SHORT PROBLEM: Give the number of lines in the records below that include "Forecast". Reply with that number alone.

>> BEGIN LISTING

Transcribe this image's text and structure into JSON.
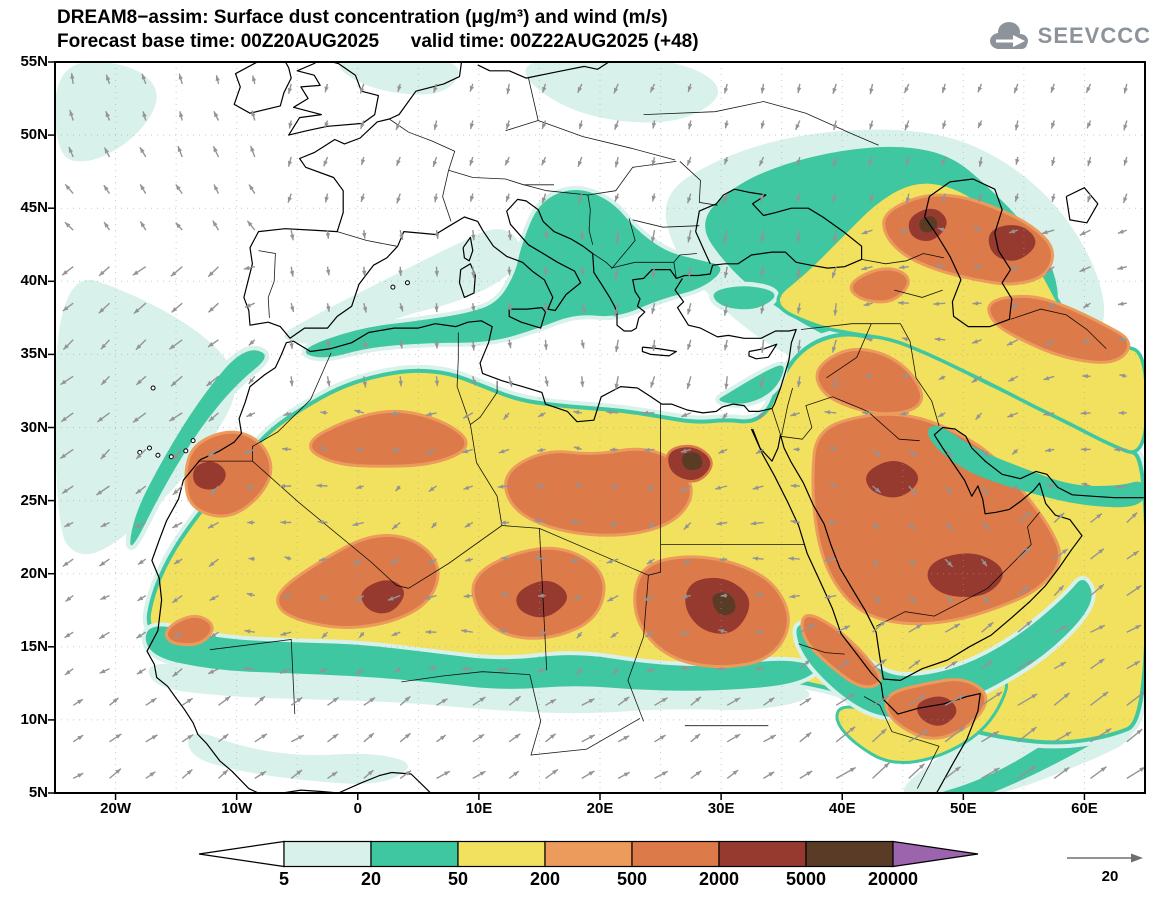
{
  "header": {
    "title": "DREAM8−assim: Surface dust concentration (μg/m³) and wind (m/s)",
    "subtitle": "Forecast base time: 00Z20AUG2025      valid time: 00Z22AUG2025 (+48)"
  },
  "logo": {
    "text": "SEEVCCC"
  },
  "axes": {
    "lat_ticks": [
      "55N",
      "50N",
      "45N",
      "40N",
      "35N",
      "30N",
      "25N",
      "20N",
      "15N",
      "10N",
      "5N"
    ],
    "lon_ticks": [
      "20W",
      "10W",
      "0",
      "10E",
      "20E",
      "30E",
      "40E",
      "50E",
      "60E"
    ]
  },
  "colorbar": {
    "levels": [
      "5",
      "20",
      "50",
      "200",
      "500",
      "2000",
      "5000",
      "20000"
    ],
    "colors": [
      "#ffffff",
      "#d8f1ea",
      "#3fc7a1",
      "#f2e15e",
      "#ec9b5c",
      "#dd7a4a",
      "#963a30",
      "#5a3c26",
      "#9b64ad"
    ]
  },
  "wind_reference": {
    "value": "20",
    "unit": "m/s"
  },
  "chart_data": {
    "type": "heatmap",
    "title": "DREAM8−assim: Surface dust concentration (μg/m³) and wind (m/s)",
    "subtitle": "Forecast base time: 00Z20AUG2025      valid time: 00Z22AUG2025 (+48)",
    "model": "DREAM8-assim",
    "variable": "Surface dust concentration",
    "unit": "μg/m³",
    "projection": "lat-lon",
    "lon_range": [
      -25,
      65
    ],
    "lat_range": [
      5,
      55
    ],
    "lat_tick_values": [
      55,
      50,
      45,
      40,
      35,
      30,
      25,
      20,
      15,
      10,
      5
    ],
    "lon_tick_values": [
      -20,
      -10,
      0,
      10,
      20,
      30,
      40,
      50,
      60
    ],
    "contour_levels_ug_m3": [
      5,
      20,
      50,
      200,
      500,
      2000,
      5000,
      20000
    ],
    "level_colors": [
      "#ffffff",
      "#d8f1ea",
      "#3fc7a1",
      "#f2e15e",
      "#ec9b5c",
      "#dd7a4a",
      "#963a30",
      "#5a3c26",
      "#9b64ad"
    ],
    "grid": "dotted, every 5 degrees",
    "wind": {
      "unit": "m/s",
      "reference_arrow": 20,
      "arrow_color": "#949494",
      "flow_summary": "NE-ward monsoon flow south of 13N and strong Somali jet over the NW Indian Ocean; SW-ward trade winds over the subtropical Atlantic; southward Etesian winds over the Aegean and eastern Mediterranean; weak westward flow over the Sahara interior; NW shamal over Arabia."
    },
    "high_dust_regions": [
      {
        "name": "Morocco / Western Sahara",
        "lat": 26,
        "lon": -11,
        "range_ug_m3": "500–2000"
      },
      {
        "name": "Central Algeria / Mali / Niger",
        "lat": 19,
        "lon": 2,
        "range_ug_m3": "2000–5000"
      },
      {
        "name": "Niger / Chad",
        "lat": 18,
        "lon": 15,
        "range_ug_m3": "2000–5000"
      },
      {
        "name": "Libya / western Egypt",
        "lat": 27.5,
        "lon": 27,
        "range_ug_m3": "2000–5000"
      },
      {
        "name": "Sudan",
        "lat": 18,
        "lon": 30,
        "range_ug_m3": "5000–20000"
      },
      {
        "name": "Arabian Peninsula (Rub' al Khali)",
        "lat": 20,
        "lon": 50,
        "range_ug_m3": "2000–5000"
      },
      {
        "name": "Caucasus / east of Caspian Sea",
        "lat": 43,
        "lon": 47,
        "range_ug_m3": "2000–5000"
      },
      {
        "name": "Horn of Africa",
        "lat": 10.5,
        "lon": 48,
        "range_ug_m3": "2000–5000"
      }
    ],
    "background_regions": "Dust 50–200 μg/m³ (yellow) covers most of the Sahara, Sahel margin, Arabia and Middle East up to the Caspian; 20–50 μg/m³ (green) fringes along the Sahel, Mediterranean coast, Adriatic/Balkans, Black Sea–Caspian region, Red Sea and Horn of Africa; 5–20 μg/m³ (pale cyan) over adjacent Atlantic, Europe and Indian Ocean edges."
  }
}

>> END LISTING

EXPECTED OUTPUT: 2